*PROBLEM REQUIREMENTS*.
Examine the records and identify each line that includes the string "Fuel". Copy those lines.

[Dataset listings of figures]
-- Start --

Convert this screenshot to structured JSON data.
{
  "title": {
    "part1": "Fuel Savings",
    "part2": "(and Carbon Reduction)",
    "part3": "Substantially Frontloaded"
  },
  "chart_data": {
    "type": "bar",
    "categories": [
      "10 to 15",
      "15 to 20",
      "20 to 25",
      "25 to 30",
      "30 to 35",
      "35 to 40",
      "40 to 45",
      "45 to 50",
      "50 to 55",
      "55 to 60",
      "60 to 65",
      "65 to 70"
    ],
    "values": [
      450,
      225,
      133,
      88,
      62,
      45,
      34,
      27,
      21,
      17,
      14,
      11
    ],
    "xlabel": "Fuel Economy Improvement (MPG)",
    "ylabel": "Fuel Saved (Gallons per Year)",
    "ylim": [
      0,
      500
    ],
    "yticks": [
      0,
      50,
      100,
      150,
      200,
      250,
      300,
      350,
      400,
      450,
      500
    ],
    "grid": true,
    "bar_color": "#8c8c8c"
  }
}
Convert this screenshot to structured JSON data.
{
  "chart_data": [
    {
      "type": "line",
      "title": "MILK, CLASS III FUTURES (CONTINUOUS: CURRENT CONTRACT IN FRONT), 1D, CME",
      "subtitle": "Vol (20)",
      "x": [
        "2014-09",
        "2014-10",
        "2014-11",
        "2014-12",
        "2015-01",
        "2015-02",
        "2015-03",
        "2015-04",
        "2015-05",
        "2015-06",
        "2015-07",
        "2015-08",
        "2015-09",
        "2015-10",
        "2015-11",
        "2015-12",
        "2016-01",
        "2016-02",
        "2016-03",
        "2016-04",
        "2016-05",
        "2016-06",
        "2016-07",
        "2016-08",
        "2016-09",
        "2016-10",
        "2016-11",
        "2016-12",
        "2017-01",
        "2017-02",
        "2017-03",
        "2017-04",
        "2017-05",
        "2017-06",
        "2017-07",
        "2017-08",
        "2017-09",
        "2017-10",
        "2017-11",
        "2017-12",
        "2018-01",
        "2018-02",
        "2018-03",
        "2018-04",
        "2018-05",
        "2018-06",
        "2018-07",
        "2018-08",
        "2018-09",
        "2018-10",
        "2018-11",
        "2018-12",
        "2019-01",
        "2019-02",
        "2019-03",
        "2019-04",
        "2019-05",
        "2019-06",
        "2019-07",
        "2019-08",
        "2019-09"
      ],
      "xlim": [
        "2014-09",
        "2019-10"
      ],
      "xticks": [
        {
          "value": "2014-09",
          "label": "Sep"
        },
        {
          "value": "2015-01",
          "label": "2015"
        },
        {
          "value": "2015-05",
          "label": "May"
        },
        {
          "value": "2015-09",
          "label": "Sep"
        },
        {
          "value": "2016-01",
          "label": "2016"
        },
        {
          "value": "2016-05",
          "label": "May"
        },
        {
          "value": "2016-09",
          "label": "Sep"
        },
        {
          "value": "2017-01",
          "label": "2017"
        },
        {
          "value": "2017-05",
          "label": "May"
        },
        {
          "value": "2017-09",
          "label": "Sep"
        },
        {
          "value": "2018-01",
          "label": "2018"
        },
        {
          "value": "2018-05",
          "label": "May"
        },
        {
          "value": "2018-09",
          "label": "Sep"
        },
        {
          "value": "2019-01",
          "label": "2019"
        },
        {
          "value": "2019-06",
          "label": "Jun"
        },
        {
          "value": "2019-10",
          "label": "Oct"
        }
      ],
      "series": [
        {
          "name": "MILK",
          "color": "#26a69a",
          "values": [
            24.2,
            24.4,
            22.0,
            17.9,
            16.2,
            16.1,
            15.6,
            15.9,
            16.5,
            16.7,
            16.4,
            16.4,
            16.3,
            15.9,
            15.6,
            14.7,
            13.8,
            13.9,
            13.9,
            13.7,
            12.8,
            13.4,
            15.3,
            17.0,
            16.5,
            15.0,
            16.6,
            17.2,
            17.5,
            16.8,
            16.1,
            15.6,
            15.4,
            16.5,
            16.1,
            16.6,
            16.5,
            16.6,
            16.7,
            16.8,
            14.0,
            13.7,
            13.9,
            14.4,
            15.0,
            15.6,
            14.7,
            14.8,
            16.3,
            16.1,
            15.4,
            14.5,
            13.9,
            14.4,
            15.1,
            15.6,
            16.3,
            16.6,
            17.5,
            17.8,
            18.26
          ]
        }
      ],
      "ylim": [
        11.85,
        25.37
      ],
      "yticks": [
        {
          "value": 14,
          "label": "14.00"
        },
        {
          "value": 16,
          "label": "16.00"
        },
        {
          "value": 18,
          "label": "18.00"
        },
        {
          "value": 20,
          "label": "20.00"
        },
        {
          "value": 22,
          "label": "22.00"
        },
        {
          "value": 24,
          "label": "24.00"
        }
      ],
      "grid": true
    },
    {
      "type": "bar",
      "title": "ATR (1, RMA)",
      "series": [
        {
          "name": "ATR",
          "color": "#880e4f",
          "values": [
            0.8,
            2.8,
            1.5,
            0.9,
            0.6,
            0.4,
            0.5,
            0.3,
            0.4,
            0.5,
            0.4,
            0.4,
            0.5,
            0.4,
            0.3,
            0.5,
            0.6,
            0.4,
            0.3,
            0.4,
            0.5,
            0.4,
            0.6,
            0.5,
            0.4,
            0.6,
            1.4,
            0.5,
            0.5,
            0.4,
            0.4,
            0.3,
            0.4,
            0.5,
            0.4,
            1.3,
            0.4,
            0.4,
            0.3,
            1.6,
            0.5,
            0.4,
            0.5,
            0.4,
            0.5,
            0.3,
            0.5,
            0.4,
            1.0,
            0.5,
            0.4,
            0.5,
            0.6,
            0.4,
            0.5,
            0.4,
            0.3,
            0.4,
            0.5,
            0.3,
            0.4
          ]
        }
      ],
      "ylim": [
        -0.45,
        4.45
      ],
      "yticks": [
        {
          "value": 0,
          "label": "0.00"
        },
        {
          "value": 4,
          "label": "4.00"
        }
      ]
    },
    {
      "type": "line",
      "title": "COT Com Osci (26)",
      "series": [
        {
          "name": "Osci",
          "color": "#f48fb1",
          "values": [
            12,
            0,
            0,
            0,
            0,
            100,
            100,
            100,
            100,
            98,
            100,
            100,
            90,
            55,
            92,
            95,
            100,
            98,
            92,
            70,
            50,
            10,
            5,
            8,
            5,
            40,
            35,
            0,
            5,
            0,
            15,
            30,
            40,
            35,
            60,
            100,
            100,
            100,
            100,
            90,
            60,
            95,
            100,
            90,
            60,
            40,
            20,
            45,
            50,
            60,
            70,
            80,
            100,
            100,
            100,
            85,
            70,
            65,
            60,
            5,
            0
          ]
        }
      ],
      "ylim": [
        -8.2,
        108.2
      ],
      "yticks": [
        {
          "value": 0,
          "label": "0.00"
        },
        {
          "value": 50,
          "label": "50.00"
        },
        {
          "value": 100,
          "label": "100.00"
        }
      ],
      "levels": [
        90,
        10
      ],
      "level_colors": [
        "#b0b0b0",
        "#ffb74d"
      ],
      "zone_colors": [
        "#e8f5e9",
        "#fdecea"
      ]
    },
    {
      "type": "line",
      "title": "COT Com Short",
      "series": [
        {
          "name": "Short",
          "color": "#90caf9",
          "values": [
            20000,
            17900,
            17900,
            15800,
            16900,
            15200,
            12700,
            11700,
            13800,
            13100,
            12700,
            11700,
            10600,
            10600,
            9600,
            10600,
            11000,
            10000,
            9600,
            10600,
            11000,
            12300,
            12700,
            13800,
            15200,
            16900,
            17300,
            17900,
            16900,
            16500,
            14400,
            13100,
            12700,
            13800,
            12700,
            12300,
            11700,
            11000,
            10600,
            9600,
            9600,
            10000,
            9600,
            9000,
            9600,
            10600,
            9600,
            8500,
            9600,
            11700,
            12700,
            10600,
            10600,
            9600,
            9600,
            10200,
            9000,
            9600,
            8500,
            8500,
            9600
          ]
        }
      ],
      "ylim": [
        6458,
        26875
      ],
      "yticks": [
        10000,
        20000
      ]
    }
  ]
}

-- End --

*EXERCISE OUTPUT*.
    "part1": "Fuel Savings",
    "xlabel": "Fuel Economy Improvement (MPG)",
    "ylabel": "Fuel Saved (Gallons per Year)",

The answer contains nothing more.